Data for this task:
<<<<

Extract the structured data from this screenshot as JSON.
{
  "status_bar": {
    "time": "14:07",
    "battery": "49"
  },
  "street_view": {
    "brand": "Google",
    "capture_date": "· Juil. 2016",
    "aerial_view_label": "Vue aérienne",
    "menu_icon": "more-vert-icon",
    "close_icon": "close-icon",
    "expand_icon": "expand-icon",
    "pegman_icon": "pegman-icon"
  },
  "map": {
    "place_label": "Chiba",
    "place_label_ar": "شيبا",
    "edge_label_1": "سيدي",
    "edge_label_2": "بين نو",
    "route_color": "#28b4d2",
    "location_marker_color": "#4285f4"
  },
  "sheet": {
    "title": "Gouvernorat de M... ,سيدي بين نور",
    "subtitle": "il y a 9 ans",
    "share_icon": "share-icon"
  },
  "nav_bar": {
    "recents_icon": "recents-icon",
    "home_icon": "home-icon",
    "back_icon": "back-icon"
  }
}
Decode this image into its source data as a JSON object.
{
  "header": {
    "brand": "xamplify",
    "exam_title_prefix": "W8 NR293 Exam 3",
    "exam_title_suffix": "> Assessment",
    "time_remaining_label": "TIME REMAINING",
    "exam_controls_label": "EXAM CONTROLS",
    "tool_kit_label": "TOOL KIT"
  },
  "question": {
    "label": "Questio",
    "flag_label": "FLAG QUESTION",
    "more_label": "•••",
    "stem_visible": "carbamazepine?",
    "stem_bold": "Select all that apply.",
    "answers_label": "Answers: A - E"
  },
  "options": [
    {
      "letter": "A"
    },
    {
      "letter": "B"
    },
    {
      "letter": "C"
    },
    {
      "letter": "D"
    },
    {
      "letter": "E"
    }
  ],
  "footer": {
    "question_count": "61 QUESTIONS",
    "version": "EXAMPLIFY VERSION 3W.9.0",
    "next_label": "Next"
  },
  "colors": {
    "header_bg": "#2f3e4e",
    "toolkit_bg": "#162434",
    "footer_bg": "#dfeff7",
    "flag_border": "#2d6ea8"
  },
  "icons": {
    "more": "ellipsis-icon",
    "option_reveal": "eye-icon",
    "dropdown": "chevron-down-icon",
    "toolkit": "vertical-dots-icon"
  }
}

>>>>

Given request:
Please quote the records above exactly, without skipping a line.

Complete answer:
Extract the structured data from this screenshot as JSON.
{
  "status_bar": {
    "time": "14:07",
    "battery": "49"
  },
  "street_view": {
    "brand": "Google",
    "capture_date": "· Juil. 2016",
    "aerial_view_label": "Vue aérienne",
    "menu_icon": "more-vert-icon",
    "close_icon": "close-icon",
    "expand_icon": "expand-icon",
    "pegman_icon": "pegman-icon"
  },
  "map": {
    "place_label": "Chiba",
    "place_label_ar": "شيبا",
    "edge_label_1": "سيدي",
    "edge_label_2": "بين نو",
    "route_color": "#28b4d2",
    "location_marker_color": "#4285f4"
  },
  "sheet": {
    "title": "Gouvernorat de M... ,سيدي بين نور",
    "subtitle": "il y a 9 ans",
    "share_icon": "share-icon"
  },
  "nav_bar": {
    "recents_icon": "recents-icon",
    "home_icon": "home-icon",
    "back_icon": "back-icon"
  }
}
Decode this image into its source data as a JSON object.
{
  "header": {
    "brand": "xamplify",
    "exam_title_prefix": "W8 NR293 Exam 3",
    "exam_title_suffix": "> Assessment",
    "time_remaining_label": "TIME REMAINING",
    "exam_controls_label": "EXAM CONTROLS",
    "tool_kit_label": "TOOL KIT"
  },
  "question": {
    "label": "Questio",
    "flag_label": "FLAG QUESTION",
    "more_label": "•••",
    "stem_visible": "carbamazepine?",
    "stem_bold": "Select all that apply.",
    "answers_label": "Answers: A - E"
  },
  "options": [
    {
      "letter": "A"
    },
    {
      "letter": "B"
    },
    {
      "letter": "C"
    },
    {
      "letter": "D"
    },
    {
      "letter": "E"
    }
  ],
  "footer": {
    "question_count": "61 QUESTIONS",
    "version": "EXAMPLIFY VERSION 3W.9.0",
    "next_label": "Next"
  },
  "colors": {
    "header_bg": "#2f3e4e",
    "toolkit_bg": "#162434",
    "footer_bg": "#dfeff7",
    "flag_border": "#2d6ea8"
  },
  "icons": {
    "more": "ellipsis-icon",
    "option_reveal": "eye-icon",
    "dropdown": "chevron-down-icon",
    "toolkit": "vertical-dots-icon"
  }
}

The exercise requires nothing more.